## The task
Reproduce every entry below precisely. Pictures are excluded from the copy.
▽
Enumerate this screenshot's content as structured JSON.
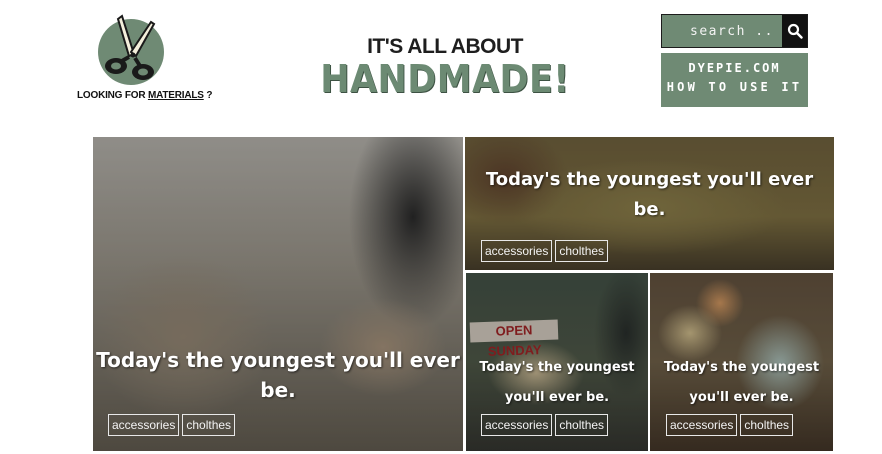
{
  "header": {
    "logo_caption_prefix": "LOOKING FOR ",
    "logo_caption_link": "MATERIALS",
    "logo_caption_suffix": " ?",
    "tagline_small": "IT'S ALL ABOUT",
    "tagline_big": "HANDMADE!"
  },
  "search": {
    "placeholder": "search .."
  },
  "ad": {
    "line1": "DYEPIE.COM",
    "line2": "HOW TO USE IT"
  },
  "colors": {
    "brand_green": "#6f8a74",
    "tagline_green": "#6c8a73"
  },
  "tiles": [
    {
      "headline_line1": "Today's the youngest you'll ever",
      "headline_line2": "be.",
      "tags": [
        "accessories",
        "cholthes"
      ]
    },
    {
      "headline_line1": "Today's the youngest you'll ever",
      "headline_line2": "be.",
      "tags": [
        "accessories",
        "cholthes"
      ]
    },
    {
      "sign_text": "OPEN SUNDAY",
      "headline_line1": "Today's the youngest",
      "headline_line2": "you'll ever be.",
      "tags": [
        "accessories",
        "cholthes"
      ]
    },
    {
      "headline_line1": "Today's the youngest",
      "headline_line2": "you'll ever be.",
      "tags": [
        "accessories",
        "cholthes"
      ]
    }
  ]
}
△
## Completed exercise
Enumerate this screenshot's content as structured JSON.
{
  "header": {
    "logo_caption_prefix": "LOOKING FOR ",
    "logo_caption_link": "MATERIALS",
    "logo_caption_suffix": " ?",
    "tagline_small": "IT'S ALL ABOUT",
    "tagline_big": "HANDMADE!"
  },
  "search": {
    "placeholder": "search .."
  },
  "ad": {
    "line1": "DYEPIE.COM",
    "line2": "HOW TO USE IT"
  },
  "colors": {
    "brand_green": "#6f8a74",
    "tagline_green": "#6c8a73"
  },
  "tiles": [
    {
      "headline_line1": "Today's the youngest you'll ever",
      "headline_line2": "be.",
      "tags": [
        "accessories",
        "cholthes"
      ]
    },
    {
      "headline_line1": "Today's the youngest you'll ever",
      "headline_line2": "be.",
      "tags": [
        "accessories",
        "cholthes"
      ]
    },
    {
      "sign_text": "OPEN SUNDAY",
      "headline_line1": "Today's the youngest",
      "headline_line2": "you'll ever be.",
      "tags": [
        "accessories",
        "cholthes"
      ]
    },
    {
      "headline_line1": "Today's the youngest",
      "headline_line2": "you'll ever be.",
      "tags": [
        "accessories",
        "cholthes"
      ]
    }
  ]
}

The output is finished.